[Dataset items]
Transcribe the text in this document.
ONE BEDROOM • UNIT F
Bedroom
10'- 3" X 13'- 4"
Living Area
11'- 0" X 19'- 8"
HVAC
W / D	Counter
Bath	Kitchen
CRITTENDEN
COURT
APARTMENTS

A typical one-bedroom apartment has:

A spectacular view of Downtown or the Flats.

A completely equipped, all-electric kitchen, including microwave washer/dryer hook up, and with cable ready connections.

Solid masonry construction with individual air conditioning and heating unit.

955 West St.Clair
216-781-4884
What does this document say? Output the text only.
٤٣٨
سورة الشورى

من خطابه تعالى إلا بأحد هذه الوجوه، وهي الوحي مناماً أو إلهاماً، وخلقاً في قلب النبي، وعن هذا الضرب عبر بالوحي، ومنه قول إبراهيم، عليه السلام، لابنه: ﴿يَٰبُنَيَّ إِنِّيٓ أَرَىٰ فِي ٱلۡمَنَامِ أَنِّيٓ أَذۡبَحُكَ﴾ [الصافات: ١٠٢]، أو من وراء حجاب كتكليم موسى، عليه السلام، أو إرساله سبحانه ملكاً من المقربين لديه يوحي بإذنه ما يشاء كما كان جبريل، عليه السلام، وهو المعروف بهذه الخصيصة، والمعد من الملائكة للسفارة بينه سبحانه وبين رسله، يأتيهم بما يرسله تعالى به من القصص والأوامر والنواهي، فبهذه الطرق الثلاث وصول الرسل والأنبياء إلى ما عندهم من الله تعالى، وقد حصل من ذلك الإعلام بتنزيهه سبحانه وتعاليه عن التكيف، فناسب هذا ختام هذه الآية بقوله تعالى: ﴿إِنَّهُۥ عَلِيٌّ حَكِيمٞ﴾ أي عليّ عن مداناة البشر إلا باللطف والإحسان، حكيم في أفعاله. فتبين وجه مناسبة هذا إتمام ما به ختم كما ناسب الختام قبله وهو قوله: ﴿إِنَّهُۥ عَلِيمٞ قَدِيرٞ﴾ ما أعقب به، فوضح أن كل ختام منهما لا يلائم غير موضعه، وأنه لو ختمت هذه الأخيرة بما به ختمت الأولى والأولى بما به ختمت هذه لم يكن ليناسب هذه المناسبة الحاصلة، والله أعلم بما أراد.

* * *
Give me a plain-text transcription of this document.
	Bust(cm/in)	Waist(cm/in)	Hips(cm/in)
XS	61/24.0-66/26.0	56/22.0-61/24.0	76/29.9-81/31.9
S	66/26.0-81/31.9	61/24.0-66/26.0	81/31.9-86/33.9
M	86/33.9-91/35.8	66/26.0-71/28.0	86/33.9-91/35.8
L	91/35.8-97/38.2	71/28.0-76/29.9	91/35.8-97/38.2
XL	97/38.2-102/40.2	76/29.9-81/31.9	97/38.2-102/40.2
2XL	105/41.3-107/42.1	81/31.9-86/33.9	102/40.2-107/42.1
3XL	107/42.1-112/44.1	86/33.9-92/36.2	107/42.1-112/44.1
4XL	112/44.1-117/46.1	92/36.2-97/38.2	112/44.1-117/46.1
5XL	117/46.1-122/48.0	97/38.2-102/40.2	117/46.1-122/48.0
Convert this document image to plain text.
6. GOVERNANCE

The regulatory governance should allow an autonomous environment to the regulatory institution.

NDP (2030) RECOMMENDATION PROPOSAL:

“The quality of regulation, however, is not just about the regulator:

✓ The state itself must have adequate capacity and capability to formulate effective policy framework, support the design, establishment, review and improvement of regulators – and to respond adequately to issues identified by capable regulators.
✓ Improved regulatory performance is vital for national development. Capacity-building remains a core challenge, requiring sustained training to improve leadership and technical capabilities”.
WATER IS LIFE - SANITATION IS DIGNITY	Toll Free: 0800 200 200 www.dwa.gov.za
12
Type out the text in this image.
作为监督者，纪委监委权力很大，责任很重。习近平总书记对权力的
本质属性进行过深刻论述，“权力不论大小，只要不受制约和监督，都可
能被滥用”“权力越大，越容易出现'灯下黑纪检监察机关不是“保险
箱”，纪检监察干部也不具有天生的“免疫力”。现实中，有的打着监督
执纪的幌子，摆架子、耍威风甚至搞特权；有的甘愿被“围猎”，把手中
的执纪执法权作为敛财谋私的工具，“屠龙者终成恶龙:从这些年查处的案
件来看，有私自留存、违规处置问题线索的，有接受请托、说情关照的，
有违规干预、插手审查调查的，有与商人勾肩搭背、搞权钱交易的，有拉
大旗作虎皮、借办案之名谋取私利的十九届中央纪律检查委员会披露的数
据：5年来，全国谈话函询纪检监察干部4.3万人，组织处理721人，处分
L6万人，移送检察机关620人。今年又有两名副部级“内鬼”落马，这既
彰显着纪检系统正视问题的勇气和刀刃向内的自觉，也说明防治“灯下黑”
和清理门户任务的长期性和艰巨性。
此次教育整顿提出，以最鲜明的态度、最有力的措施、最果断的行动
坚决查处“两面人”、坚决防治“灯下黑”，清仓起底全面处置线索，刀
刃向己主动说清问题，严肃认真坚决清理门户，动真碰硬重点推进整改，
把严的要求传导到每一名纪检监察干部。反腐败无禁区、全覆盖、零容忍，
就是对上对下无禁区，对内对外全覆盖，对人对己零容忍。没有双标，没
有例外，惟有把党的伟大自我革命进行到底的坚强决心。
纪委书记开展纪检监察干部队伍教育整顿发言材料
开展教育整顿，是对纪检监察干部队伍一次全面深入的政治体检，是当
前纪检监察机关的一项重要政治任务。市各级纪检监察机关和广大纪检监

→ **Exercise description**: Every entry should be printed again exactly as written.

→ **Final result**:
Transcribe the text in this document.
ONE BEDROOM • UNIT F
Bedroom
10'- 3" X 13'- 4"
Living Area
11'- 0" X 19'- 8"
HVAC
W / D	Counter
Bath	Kitchen
CRITTENDEN
COURT
APARTMENTS

A typical one-bedroom apartment has:

A spectacular view of Downtown or the Flats.

A completely equipped, all-electric kitchen, including microwave washer/dryer hook up, and with cable ready connections.

Solid masonry construction with individual air conditioning and heating unit.

955 West St.Clair
216-781-4884
What does this document say? Output the text only.
٤٣٨
سورة الشورى

من خطابه تعالى إلا بأحد هذه الوجوه، وهي الوحي مناماً أو إلهاماً، وخلقاً في قلب النبي، وعن هذا الضرب عبر بالوحي، ومنه قول إبراهيم، عليه السلام، لابنه: ﴿يَٰبُنَيَّ إِنِّيٓ أَرَىٰ فِي ٱلۡمَنَامِ أَنِّيٓ أَذۡبَحُكَ﴾ [الصافات: ١٠٢]، أو من وراء حجاب كتكليم موسى، عليه السلام، أو إرساله سبحانه ملكاً من المقربين لديه يوحي بإذنه ما يشاء كما كان جبريل، عليه السلام، وهو المعروف بهذه الخصيصة، والمعد من الملائكة للسفارة بينه سبحانه وبين رسله، يأتيهم بما يرسله تعالى به من القصص والأوامر والنواهي، فبهذه الطرق الثلاث وصول الرسل والأنبياء إلى ما عندهم من الله تعالى، وقد حصل من ذلك الإعلام بتنزيهه سبحانه وتعاليه عن التكيف، فناسب هذا ختام هذه الآية بقوله تعالى: ﴿إِنَّهُۥ عَلِيٌّ حَكِيمٞ﴾ أي عليّ عن مداناة البشر إلا باللطف والإحسان، حكيم في أفعاله. فتبين وجه مناسبة هذا إتمام ما به ختم كما ناسب الختام قبله وهو قوله: ﴿إِنَّهُۥ عَلِيمٞ قَدِيرٞ﴾ ما أعقب به، فوضح أن كل ختام منهما لا يلائم غير موضعه، وأنه لو ختمت هذه الأخيرة بما به ختمت الأولى والأولى بما به ختمت هذه لم يكن ليناسب هذه المناسبة الحاصلة، والله أعلم بما أراد.

* * *
Give me a plain-text transcription of this document.
	Bust(cm/in)	Waist(cm/in)	Hips(cm/in)
XS	61/24.0-66/26.0	56/22.0-61/24.0	76/29.9-81/31.9
S	66/26.0-81/31.9	61/24.0-66/26.0	81/31.9-86/33.9
M	86/33.9-91/35.8	66/26.0-71/28.0	86/33.9-91/35.8
L	91/35.8-97/38.2	71/28.0-76/29.9	91/35.8-97/38.2
XL	97/38.2-102/40.2	76/29.9-81/31.9	97/38.2-102/40.2
2XL	105/41.3-107/42.1	81/31.9-86/33.9	102/40.2-107/42.1
3XL	107/42.1-112/44.1	86/33.9-92/36.2	107/42.1-112/44.1
4XL	112/44.1-117/46.1	92/36.2-97/38.2	112/44.1-117/46.1
5XL	117/46.1-122/48.0	97/38.2-102/40.2	117/46.1-122/48.0
Convert this document image to plain text.
6. GOVERNANCE

The regulatory governance should allow an autonomous environment to the regulatory institution.

NDP (2030) RECOMMENDATION PROPOSAL:

“The quality of regulation, however, is not just about the regulator:

✓ The state itself must have adequate capacity and capability to formulate effective policy framework, support the design, establishment, review and improvement of regulators – and to respond adequately to issues identified by capable regulators.
✓ Improved regulatory performance is vital for national development. Capacity-building remains a core challenge, requiring sustained training to improve leadership and technical capabilities”.
WATER IS LIFE - SANITATION IS DIGNITY	Toll Free: 0800 200 200 www.dwa.gov.za
12
Type out the text in this image.
作为监督者，纪委监委权力很大，责任很重。习近平总书记对权力的
本质属性进行过深刻论述，“权力不论大小，只要不受制约和监督，都可
能被滥用”“权力越大，越容易出现'灯下黑纪检监察机关不是“保险
箱”，纪检监察干部也不具有天生的“免疫力”。现实中，有的打着监督
执纪的幌子，摆架子、耍威风甚至搞特权；有的甘愿被“围猎”，把手中
的执纪执法权作为敛财谋私的工具，“屠龙者终成恶龙:从这些年查处的案
件来看，有私自留存、违规处置问题线索的，有接受请托、说情关照的，
有违规干预、插手审查调查的，有与商人勾肩搭背、搞权钱交易的，有拉
大旗作虎皮、借办案之名谋取私利的十九届中央纪律检查委员会披露的数
据：5年来，全国谈话函询纪检监察干部4.3万人，组织处理721人，处分
L6万人，移送检察机关620人。今年又有两名副部级“内鬼”落马，这既
彰显着纪检系统正视问题的勇气和刀刃向内的自觉，也说明防治“灯下黑”
和清理门户任务的长期性和艰巨性。
此次教育整顿提出，以最鲜明的态度、最有力的措施、最果断的行动
坚决查处“两面人”、坚决防治“灯下黑”，清仓起底全面处置线索，刀
刃向己主动说清问题，严肃认真坚决清理门户，动真碰硬重点推进整改，
把严的要求传导到每一名纪检监察干部。反腐败无禁区、全覆盖、零容忍，
就是对上对下无禁区，对内对外全覆盖，对人对己零容忍。没有双标，没
有例外，惟有把党的伟大自我革命进行到底的坚强决心。
纪委书记开展纪检监察干部队伍教育整顿发言材料
开展教育整顿，是对纪检监察干部队伍一次全面深入的政治体检，是当
前纪检监察机关的一项重要政治任务。市各级纪检监察机关和广大纪检监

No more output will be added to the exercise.